• _CHALLENGE_
Scan the entries below. List each line with "故本题选C".

• _DATA IN THIS EXERCISE_
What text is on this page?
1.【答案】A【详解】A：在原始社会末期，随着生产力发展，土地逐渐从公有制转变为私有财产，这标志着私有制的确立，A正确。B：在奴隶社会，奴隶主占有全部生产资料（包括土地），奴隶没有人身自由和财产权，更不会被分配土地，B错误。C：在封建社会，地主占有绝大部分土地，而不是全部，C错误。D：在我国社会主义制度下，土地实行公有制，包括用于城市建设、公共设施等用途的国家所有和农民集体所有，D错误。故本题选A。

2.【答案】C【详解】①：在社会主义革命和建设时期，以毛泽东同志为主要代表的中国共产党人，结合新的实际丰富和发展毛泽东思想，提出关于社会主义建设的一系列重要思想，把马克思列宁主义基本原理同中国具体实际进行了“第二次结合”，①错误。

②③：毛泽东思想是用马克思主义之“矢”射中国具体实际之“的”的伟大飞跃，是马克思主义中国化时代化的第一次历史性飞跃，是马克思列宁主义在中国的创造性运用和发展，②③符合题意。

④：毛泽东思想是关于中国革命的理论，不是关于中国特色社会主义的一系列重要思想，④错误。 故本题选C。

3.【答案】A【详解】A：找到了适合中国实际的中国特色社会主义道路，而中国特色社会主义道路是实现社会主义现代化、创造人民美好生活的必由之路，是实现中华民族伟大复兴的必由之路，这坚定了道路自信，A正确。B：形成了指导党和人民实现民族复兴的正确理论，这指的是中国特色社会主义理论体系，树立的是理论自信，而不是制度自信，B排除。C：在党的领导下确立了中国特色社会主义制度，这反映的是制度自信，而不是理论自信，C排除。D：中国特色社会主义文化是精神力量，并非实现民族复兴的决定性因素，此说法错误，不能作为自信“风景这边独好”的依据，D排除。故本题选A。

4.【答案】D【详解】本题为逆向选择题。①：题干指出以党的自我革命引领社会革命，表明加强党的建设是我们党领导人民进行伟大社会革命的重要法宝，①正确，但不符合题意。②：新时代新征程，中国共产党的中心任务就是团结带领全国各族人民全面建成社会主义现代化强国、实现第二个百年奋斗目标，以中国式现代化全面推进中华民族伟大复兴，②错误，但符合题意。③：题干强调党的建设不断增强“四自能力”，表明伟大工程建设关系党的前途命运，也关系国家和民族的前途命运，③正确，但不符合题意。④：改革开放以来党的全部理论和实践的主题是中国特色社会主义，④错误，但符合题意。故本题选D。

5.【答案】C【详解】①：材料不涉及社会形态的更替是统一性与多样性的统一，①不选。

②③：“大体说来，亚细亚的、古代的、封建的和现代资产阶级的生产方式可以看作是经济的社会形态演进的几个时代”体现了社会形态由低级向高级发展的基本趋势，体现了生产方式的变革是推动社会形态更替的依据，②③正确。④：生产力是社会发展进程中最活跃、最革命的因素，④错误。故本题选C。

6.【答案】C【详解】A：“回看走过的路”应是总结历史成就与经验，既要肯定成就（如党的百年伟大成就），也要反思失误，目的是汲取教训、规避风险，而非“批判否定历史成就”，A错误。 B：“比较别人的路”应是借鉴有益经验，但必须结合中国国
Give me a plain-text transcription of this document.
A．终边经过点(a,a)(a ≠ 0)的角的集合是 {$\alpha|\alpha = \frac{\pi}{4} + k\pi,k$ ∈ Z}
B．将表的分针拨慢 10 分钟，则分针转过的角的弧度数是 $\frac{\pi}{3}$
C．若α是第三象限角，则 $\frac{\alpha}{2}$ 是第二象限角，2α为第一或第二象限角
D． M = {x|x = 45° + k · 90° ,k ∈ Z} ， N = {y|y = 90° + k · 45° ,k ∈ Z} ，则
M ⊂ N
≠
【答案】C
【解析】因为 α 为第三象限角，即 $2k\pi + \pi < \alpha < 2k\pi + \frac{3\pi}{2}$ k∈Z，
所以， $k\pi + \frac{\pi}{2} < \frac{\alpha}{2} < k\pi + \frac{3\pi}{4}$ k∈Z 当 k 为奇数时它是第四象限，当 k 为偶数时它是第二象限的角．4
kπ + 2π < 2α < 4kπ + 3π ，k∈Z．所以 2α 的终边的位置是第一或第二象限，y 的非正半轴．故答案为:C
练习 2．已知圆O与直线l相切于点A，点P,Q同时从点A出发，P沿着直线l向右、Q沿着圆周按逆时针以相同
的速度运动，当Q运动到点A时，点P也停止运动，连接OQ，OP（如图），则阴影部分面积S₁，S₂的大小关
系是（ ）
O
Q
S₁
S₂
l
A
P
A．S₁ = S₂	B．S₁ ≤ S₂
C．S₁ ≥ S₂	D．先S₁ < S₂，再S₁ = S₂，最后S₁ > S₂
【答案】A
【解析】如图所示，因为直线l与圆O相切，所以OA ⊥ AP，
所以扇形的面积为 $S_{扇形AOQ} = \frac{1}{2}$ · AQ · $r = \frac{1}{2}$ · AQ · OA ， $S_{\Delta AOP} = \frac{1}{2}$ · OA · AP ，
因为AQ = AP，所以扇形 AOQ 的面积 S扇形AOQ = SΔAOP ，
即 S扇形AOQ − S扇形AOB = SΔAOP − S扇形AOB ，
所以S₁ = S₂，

• _PROBLEM SOLUTION_
④：毛泽东思想是关于中国革命的理论，不是关于中国特色社会主义的一系列重要思想，④错误。 故本题选C。
②③：“大体说来，亚细亚的、古代的、封建的和现代资产阶级的生产方式可以看作是经济的社会形态演进的几个时代”体现了社会形态由低级向高级发展的基本趋势，体现了生产方式的变革是推动社会形态更替的依据，②③正确。④：生产力是社会发展进程中最活跃、最革命的因素，④错误。故本题选C。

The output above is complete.